═══ Data extract ═══

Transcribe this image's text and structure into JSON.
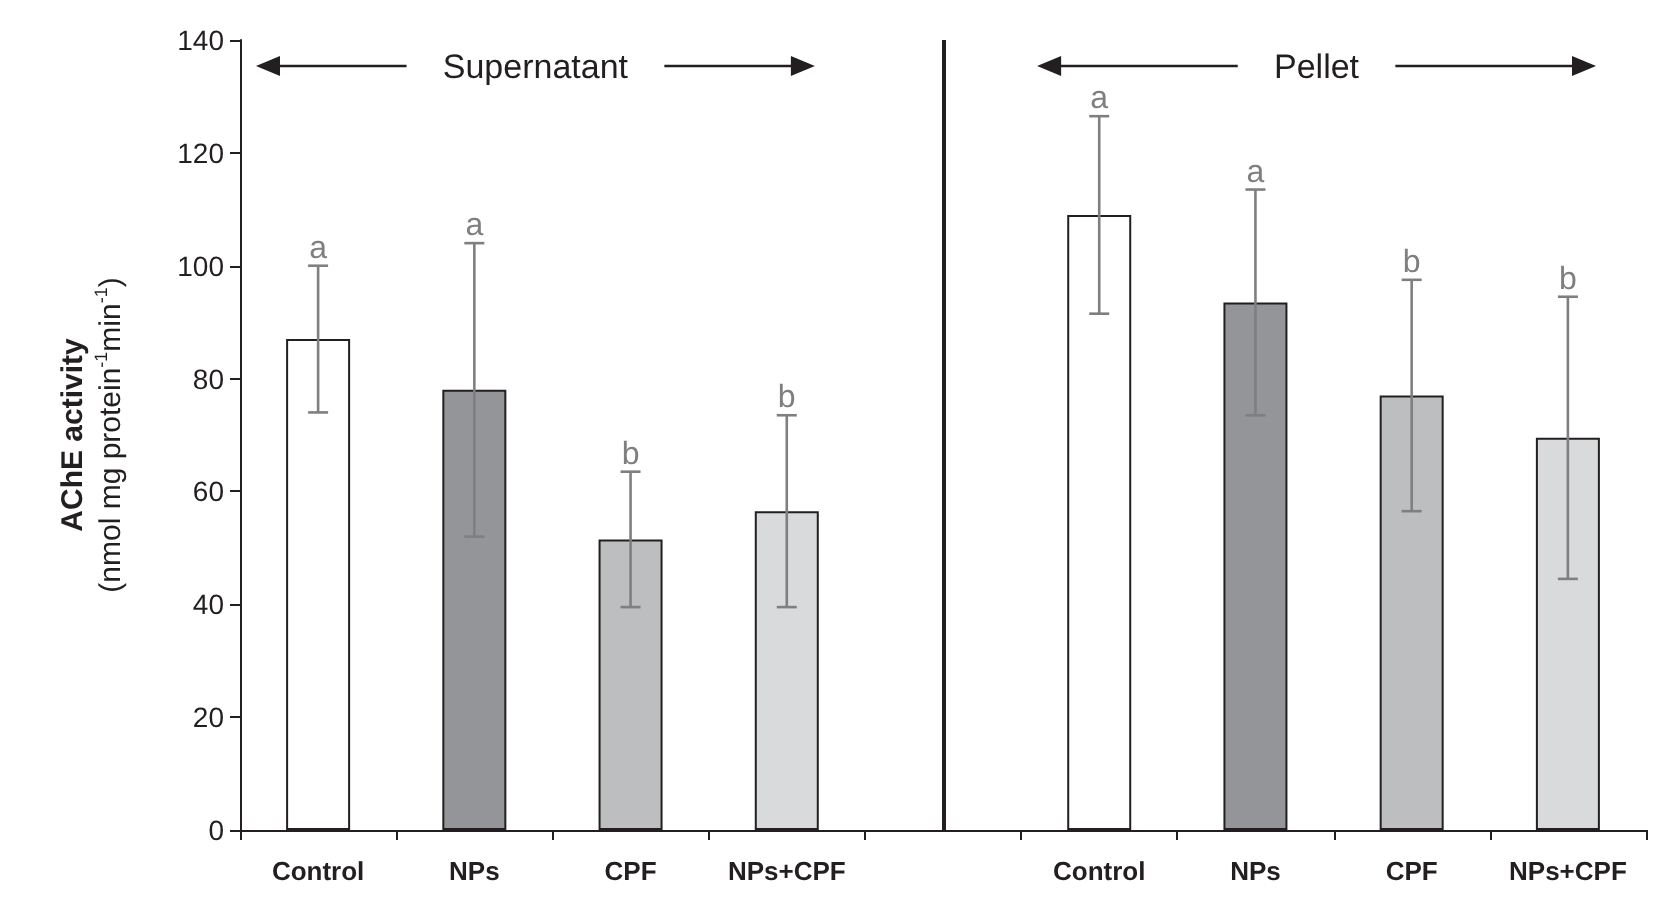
{
  "chart_data": {
    "type": "bar",
    "ylabel": "AChE activity\n(nmol mg protein$^{-1}$min$^{-1}$)",
    "categories": [
      "Control",
      "NPs",
      "CPF",
      "NPs+CPF",
      null,
      "Control",
      "NPs",
      "CPF",
      "NPs+CPF"
    ],
    "series": [
      {
        "colors": [
          "#ffffff",
          "#939598",
          "#bcbec0",
          "#d9dadb",
          null,
          "#ffffff",
          "#939598",
          "#bcbec0",
          "#d9dadb"
        ],
        "values": [
          87,
          78,
          51.5,
          56.5,
          null,
          109,
          93.5,
          77,
          69.5
        ],
        "errors": [
          13,
          26,
          12,
          17,
          null,
          17.5,
          20,
          20.5,
          25
        ]
      }
    ],
    "annotations": [
      "Supernatant",
      "Pellet",
      "a",
      "a",
      "b",
      "b",
      "a",
      "a",
      "b",
      "b"
    ],
    "ref_lines": [
      {
        "axis": "x",
        "value": null,
        "color": "#231f20"
      }
    ],
    "ylim": [
      0,
      140
    ],
    "yticks": [
      0,
      20,
      40,
      60,
      80,
      100,
      120,
      140
    ]
  }
}
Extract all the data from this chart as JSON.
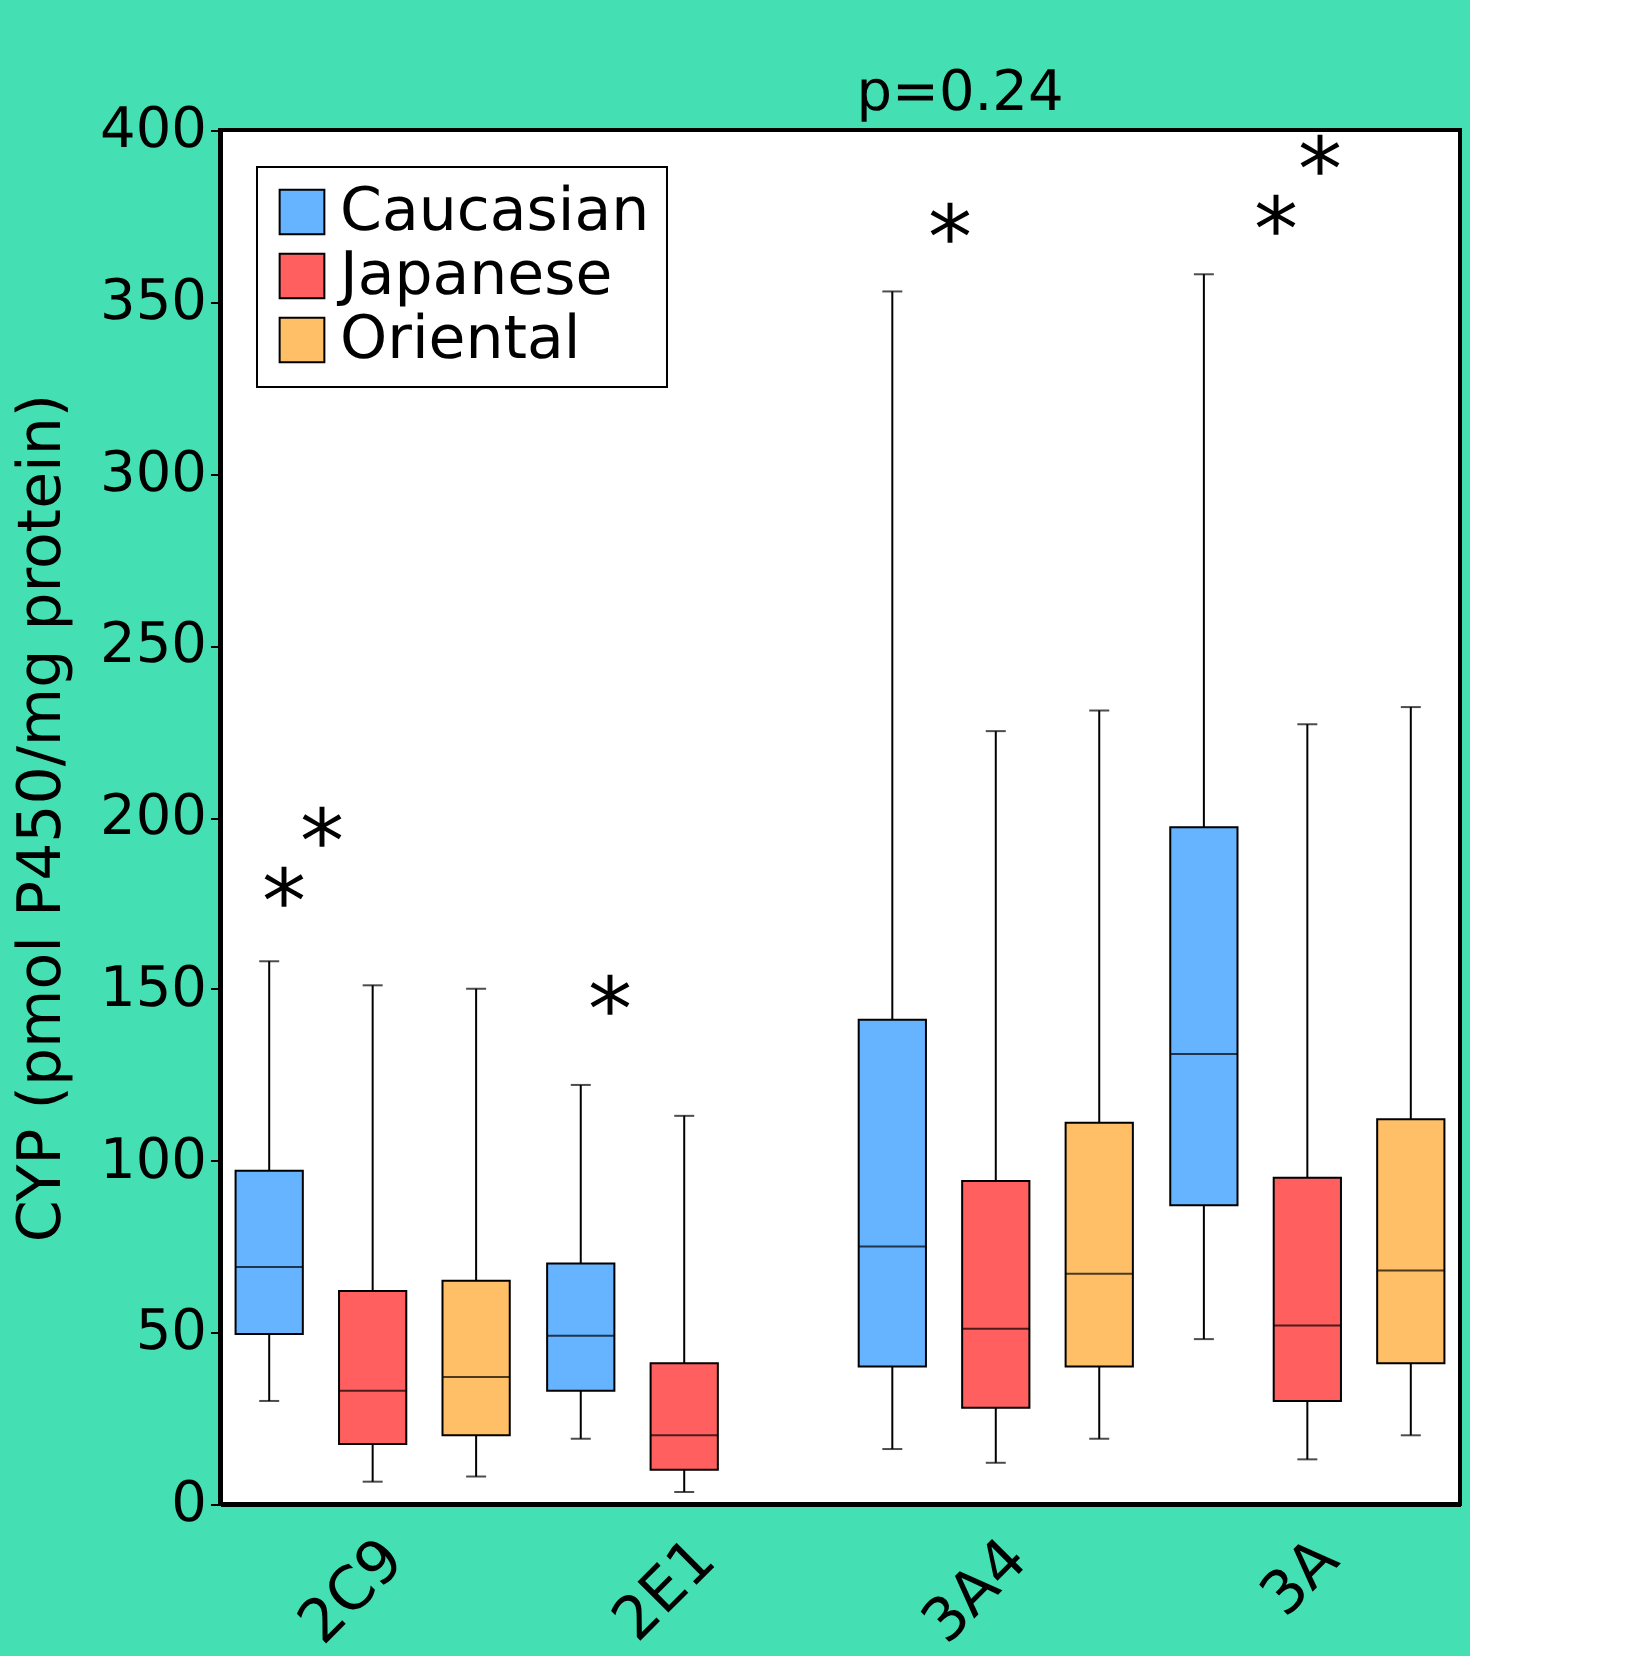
{
  "chart_data": {
    "type": "box",
    "ylabel": "CYP (pmol P450/mg protein)",
    "categories": [
      "2C9",
      "2E1",
      "3A4",
      "3A"
    ],
    "ylim": [
      0,
      400
    ],
    "yticks": [
      0,
      50,
      100,
      150,
      200,
      250,
      300,
      350,
      400
    ],
    "grid": false,
    "legend": "top left",
    "series": [
      {
        "name": "Caucasian",
        "color": "#66b3ff",
        "boxes": [
          {
            "low": 30,
            "q1": 49.5,
            "median": 69,
            "q3": 97,
            "high": 158
          },
          {
            "low": 19,
            "q1": 33,
            "median": 49,
            "q3": 70,
            "high": 122
          },
          {
            "low": 16,
            "q1": 40,
            "median": 75,
            "q3": 141,
            "high": 353
          },
          {
            "low": 48,
            "q1": 87,
            "median": 131,
            "q3": 197,
            "high": 358
          }
        ]
      },
      {
        "name": "Japanese",
        "color": "#ff5f5f",
        "boxes": [
          {
            "low": 6.5,
            "q1": 17.5,
            "median": 33,
            "q3": 62,
            "high": 151
          },
          {
            "low": 3.5,
            "q1": 10,
            "median": 20,
            "q3": 41,
            "high": 113
          },
          {
            "low": 12,
            "q1": 28,
            "median": 51,
            "q3": 94,
            "high": 225
          },
          {
            "low": 13,
            "q1": 30,
            "median": 52,
            "q3": 95,
            "high": 227
          }
        ]
      },
      {
        "name": "Oriental",
        "color": "#ffbf66",
        "boxes": [
          {
            "low": 8,
            "q1": 20,
            "median": 37,
            "q3": 65,
            "high": 150
          },
          null,
          {
            "low": 19,
            "q1": 40,
            "median": 67,
            "q3": 111,
            "high": 231
          },
          {
            "low": 20,
            "q1": 41,
            "median": 68,
            "q3": 112,
            "high": 232
          }
        ]
      }
    ],
    "annotations": [
      "*",
      "*",
      "*",
      "*",
      "p=0.24",
      "*",
      "*"
    ]
  }
}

═══

## Your assignment
Using the records above, copy every line that has the word "this" in it.

## Result
Transcribe this image's text and structure into JSON.
Extract all the data from this chart as JSON.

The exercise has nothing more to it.